## begin Supplied material

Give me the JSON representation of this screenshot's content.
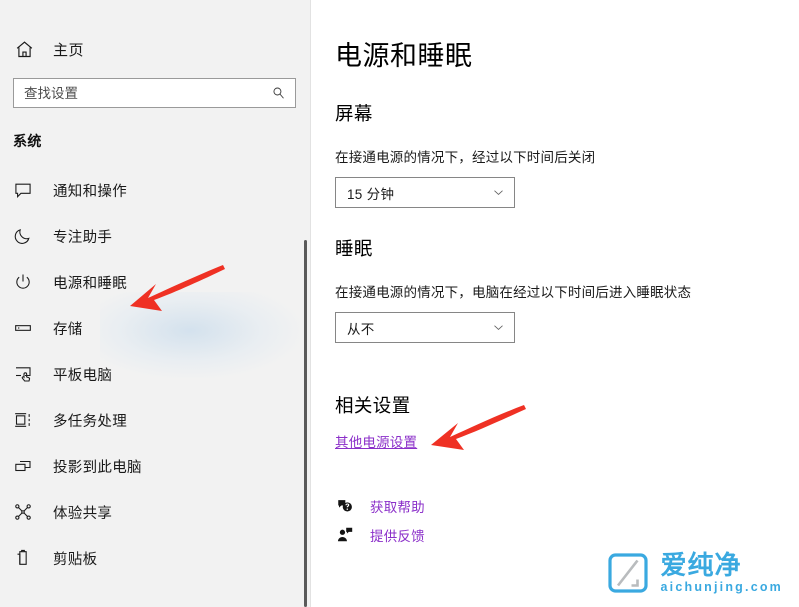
{
  "sidebar": {
    "home": {
      "label": "主页",
      "icon": "home-icon"
    },
    "search": {
      "placeholder": "查找设置",
      "value": "",
      "icon": "search-icon"
    },
    "group_title": "系统",
    "items": [
      {
        "label": "通知和操作",
        "icon": "notification-icon"
      },
      {
        "label": "专注助手",
        "icon": "moon-icon"
      },
      {
        "label": "电源和睡眠",
        "icon": "power-icon"
      },
      {
        "label": "存储",
        "icon": "storage-icon"
      },
      {
        "label": "平板电脑",
        "icon": "tablet-icon"
      },
      {
        "label": "多任务处理",
        "icon": "multitasking-icon"
      },
      {
        "label": "投影到此电脑",
        "icon": "project-icon"
      },
      {
        "label": "体验共享",
        "icon": "share-icon"
      },
      {
        "label": "剪贴板",
        "icon": "clipboard-icon"
      }
    ]
  },
  "main": {
    "title": "电源和睡眠",
    "screen": {
      "heading": "屏幕",
      "description": "在接通电源的情况下，经过以下时间后关闭",
      "dropdown_value": "15 分钟"
    },
    "sleep": {
      "heading": "睡眠",
      "description": "在接通电源的情况下，电脑在经过以下时间后进入睡眠状态",
      "dropdown_value": "从不"
    },
    "related": {
      "heading": "相关设置",
      "link": "其他电源设置"
    },
    "help": [
      {
        "label": "获取帮助",
        "icon": "question-bubble-icon"
      },
      {
        "label": "提供反馈",
        "icon": "feedback-person-icon"
      }
    ]
  },
  "watermark": {
    "cn": "爱纯净",
    "en": "aichunjing.com"
  },
  "colors": {
    "accent_link": "#8b2fc9",
    "arrow_red": "#ef3124",
    "sidebar_bg": "#f2f2f2",
    "watermark_blue": "#3aa9e0"
  }
}
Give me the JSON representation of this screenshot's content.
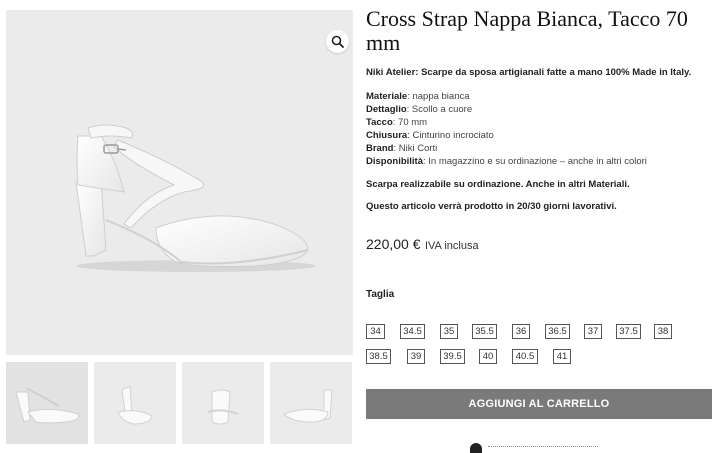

## end Supplied material

__Exercise task__. The records above should be reproduced exactly, with no pictures included.

__Task answer__.
Give me the JSON representation of this screenshot's content.
{
  "sidebar": {
    "home": {
      "label": "主页",
      "icon": "home-icon"
    },
    "search": {
      "placeholder": "查找设置",
      "value": "",
      "icon": "search-icon"
    },
    "group_title": "系统",
    "items": [
      {
        "label": "通知和操作",
        "icon": "notification-icon"
      },
      {
        "label": "专注助手",
        "icon": "moon-icon"
      },
      {
        "label": "电源和睡眠",
        "icon": "power-icon"
      },
      {
        "label": "存储",
        "icon": "storage-icon"
      },
      {
        "label": "平板电脑",
        "icon": "tablet-icon"
      },
      {
        "label": "多任务处理",
        "icon": "multitasking-icon"
      },
      {
        "label": "投影到此电脑",
        "icon": "project-icon"
      },
      {
        "label": "体验共享",
        "icon": "share-icon"
      },
      {
        "label": "剪贴板",
        "icon": "clipboard-icon"
      }
    ]
  },
  "main": {
    "title": "电源和睡眠",
    "screen": {
      "heading": "屏幕",
      "description": "在接通电源的情况下，经过以下时间后关闭",
      "dropdown_value": "15 分钟"
    },
    "sleep": {
      "heading": "睡眠",
      "description": "在接通电源的情况下，电脑在经过以下时间后进入睡眠状态",
      "dropdown_value": "从不"
    },
    "related": {
      "heading": "相关设置",
      "link": "其他电源设置"
    },
    "help": [
      {
        "label": "获取帮助",
        "icon": "question-bubble-icon"
      },
      {
        "label": "提供反馈",
        "icon": "feedback-person-icon"
      }
    ]
  },
  "watermark": {
    "cn": "爱纯净",
    "en": "aichunjing.com"
  },
  "colors": {
    "accent_link": "#8b2fc9",
    "arrow_red": "#ef3124",
    "sidebar_bg": "#f2f2f2",
    "watermark_blue": "#3aa9e0"
  }
}
Give me the JSON representation of this screenshot's content.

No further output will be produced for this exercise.